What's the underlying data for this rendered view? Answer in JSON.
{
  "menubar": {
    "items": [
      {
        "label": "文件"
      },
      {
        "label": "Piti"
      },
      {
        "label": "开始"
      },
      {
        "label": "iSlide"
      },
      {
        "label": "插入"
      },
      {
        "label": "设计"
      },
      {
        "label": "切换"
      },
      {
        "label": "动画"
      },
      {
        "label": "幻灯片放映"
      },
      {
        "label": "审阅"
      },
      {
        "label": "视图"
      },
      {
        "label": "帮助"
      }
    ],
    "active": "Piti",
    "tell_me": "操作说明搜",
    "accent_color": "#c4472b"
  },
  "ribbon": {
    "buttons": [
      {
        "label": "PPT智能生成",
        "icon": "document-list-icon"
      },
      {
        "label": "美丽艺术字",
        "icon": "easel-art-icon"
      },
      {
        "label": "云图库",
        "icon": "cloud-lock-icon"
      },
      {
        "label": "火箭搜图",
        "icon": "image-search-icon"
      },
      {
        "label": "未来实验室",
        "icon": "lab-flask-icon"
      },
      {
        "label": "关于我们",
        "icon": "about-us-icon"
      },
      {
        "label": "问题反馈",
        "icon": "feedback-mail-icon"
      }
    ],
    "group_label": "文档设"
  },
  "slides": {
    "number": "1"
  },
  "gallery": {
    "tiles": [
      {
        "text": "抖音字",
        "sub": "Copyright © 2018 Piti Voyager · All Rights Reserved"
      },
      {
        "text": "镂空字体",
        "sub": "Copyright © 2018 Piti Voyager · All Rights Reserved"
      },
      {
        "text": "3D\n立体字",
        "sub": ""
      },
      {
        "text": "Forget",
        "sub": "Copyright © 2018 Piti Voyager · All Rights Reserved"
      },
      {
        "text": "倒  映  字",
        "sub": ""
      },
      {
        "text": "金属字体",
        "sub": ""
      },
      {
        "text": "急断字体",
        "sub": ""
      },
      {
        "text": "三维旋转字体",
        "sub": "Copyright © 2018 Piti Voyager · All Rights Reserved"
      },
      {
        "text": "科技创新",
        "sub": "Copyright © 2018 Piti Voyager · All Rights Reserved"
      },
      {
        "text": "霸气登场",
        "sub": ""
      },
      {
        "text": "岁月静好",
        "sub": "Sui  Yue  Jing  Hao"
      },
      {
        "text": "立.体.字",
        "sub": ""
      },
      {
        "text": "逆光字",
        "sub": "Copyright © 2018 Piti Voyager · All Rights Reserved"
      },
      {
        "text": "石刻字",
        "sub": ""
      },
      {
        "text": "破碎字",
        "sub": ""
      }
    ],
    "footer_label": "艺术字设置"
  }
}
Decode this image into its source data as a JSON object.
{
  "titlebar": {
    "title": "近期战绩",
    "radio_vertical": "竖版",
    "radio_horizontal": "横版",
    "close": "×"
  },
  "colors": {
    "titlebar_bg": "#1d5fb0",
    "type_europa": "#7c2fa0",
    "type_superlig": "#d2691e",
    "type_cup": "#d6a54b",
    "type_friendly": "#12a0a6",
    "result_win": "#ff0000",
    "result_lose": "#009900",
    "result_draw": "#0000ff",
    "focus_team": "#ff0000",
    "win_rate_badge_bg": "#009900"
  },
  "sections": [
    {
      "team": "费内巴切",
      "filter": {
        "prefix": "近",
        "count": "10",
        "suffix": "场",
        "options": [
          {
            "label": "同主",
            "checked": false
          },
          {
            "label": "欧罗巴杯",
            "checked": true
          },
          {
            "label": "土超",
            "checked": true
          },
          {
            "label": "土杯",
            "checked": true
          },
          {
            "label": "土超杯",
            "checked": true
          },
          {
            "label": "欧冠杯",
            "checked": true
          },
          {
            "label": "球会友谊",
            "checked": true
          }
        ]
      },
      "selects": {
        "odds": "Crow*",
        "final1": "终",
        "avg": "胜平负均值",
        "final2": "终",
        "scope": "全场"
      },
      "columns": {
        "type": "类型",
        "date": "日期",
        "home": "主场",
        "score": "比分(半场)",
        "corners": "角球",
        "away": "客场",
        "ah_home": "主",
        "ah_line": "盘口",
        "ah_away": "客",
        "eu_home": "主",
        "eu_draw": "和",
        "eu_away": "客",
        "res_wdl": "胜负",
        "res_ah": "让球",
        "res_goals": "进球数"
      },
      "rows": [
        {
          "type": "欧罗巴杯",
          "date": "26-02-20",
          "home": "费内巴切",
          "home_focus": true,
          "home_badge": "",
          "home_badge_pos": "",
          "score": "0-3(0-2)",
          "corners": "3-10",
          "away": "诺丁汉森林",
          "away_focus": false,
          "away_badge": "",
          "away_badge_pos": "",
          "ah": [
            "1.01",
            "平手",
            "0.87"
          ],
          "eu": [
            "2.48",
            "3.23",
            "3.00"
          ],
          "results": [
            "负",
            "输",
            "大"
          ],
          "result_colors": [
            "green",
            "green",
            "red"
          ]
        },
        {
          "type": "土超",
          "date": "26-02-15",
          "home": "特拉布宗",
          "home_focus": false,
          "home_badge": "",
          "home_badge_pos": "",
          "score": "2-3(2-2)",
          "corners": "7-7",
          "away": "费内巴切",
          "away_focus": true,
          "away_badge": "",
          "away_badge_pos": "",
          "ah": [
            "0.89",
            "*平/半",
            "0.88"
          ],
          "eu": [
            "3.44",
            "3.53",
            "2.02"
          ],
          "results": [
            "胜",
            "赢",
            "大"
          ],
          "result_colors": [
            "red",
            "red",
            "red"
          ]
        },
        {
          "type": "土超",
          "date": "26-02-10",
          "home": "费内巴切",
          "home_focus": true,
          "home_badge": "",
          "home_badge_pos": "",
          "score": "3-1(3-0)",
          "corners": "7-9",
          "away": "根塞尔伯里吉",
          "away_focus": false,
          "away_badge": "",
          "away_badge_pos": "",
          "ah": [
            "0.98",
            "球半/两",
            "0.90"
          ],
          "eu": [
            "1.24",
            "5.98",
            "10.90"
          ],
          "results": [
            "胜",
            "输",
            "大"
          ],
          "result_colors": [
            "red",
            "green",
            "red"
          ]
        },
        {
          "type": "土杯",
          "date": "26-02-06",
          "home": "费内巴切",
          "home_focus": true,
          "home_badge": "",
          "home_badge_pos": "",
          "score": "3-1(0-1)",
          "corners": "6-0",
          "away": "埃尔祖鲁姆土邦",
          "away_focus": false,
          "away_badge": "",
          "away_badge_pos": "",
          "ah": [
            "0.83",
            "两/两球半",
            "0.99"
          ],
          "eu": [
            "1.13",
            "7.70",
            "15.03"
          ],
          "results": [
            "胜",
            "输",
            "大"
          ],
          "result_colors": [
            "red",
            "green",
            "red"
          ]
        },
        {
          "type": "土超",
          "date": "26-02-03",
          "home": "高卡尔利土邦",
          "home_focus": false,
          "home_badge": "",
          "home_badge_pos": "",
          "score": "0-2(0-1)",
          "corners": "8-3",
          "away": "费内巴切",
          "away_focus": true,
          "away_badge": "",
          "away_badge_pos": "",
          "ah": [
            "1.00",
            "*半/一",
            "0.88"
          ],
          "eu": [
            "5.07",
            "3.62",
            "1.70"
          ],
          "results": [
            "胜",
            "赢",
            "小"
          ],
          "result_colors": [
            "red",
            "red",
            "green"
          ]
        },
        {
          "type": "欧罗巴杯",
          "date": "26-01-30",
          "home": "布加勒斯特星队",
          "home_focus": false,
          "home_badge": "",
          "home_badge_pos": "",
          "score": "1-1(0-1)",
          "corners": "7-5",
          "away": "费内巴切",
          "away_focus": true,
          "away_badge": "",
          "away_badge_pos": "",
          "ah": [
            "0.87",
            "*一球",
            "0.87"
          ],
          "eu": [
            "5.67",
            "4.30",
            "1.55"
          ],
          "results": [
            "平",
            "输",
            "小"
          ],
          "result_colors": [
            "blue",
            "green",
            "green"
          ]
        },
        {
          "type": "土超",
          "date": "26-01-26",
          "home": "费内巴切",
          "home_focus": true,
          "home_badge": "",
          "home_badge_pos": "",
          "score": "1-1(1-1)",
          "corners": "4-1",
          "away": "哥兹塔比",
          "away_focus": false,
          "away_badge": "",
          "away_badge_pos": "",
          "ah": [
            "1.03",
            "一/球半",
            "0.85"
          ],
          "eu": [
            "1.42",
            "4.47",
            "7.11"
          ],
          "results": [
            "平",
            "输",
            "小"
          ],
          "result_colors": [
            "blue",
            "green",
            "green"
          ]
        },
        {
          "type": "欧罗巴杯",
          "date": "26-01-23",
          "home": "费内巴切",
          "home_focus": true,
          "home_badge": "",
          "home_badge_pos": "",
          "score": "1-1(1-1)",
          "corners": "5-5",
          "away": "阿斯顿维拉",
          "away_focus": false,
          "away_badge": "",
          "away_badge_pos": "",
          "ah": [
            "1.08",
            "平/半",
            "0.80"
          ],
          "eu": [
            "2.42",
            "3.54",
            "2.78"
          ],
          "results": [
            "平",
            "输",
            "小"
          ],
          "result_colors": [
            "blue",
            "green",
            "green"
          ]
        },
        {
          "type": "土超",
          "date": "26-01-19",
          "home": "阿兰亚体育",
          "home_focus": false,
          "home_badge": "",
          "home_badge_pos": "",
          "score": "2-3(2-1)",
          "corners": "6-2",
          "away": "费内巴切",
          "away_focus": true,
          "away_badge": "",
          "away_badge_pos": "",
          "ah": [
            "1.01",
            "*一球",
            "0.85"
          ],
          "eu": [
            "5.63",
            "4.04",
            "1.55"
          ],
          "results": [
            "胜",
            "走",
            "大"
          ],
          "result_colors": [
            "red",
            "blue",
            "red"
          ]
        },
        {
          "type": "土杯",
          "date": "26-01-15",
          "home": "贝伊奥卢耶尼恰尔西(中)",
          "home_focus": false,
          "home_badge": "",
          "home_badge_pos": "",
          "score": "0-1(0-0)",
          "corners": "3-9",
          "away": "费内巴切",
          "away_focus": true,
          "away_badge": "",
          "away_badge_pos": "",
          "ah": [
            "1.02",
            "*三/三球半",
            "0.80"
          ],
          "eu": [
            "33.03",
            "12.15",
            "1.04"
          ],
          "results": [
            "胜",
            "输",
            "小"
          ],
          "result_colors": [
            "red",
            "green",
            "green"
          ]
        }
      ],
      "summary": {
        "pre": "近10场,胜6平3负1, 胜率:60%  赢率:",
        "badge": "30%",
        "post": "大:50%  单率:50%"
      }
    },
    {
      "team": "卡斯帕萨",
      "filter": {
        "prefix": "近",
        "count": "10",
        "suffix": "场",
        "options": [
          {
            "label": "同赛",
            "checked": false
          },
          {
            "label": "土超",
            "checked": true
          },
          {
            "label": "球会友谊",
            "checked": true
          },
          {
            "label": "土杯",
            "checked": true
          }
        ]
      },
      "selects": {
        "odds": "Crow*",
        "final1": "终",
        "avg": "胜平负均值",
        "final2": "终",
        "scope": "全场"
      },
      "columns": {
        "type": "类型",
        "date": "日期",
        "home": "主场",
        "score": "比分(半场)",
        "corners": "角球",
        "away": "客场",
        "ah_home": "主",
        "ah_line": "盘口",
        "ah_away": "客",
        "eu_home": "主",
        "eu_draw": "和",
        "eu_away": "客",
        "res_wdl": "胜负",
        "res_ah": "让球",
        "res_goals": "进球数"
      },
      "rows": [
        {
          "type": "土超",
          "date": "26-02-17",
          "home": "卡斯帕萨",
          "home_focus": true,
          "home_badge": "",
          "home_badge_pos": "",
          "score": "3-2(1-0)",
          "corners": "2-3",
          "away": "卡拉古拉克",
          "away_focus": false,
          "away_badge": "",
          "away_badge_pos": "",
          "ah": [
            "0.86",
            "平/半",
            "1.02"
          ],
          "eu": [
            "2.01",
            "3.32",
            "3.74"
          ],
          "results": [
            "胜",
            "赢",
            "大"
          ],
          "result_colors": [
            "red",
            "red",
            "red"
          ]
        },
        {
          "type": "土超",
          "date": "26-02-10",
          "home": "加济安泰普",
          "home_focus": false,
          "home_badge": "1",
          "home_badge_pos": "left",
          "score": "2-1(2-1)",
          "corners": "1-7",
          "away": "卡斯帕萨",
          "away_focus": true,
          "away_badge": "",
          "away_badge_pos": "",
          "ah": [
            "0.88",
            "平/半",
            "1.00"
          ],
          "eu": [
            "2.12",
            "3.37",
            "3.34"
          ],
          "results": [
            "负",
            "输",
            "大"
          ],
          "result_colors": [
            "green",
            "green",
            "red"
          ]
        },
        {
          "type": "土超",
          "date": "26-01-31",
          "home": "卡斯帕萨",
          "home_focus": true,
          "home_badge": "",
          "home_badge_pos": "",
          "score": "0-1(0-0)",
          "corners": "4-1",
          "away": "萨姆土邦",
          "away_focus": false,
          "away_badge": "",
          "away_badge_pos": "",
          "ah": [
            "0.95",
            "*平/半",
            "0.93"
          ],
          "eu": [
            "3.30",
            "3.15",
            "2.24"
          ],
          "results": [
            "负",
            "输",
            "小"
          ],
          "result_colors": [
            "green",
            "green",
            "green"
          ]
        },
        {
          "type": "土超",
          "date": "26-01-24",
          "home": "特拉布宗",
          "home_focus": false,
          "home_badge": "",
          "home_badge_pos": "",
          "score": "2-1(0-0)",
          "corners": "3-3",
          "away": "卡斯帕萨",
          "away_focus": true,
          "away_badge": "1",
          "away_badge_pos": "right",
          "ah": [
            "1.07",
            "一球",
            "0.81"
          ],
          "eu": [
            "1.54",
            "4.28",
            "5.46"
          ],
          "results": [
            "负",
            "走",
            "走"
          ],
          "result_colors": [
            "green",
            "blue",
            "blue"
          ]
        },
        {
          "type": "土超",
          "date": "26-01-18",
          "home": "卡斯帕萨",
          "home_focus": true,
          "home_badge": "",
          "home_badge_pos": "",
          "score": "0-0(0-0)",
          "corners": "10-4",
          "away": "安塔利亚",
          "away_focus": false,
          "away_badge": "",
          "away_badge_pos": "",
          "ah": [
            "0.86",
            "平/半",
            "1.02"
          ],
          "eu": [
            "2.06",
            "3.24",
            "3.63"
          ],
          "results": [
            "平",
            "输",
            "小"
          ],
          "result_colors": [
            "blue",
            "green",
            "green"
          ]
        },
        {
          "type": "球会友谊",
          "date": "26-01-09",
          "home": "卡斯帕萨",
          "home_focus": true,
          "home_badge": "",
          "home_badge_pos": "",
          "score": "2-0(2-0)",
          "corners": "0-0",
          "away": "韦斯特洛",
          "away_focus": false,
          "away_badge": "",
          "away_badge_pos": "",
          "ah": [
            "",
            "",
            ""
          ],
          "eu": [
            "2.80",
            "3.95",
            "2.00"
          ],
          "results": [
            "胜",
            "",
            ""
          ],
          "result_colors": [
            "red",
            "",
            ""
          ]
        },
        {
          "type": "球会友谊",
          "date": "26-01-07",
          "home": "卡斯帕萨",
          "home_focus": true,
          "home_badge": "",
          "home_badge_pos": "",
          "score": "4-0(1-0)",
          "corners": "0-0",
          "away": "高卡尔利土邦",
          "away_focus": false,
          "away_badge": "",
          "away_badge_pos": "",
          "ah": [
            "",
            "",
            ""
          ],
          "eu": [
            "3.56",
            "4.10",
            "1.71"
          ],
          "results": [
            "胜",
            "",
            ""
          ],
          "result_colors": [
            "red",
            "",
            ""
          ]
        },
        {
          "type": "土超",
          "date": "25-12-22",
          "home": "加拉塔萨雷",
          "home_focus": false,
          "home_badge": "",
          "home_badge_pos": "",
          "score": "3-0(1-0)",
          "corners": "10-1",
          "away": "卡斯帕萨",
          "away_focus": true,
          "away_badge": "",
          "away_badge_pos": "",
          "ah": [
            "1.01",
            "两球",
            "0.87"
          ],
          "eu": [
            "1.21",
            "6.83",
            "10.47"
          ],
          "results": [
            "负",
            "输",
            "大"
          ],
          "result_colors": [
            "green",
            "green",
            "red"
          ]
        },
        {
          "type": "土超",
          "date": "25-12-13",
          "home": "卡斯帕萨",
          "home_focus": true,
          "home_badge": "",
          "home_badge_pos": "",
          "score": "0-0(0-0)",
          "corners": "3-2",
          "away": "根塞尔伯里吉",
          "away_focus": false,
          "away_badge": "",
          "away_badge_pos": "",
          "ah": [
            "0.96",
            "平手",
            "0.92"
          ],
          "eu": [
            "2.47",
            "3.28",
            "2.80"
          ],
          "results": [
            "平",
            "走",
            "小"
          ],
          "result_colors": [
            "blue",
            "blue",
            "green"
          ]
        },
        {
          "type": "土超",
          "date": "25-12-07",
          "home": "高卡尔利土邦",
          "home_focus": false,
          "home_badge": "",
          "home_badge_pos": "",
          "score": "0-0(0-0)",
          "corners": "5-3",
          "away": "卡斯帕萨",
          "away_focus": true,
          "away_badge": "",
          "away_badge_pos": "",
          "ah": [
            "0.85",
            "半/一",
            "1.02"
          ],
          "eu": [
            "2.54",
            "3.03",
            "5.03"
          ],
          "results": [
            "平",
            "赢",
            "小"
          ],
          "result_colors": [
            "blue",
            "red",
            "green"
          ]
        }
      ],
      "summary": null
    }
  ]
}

========

## REQUIREMENTS
From the material, report only how many lines include the word "image".

## SOLUTION FOR THIS TASK
2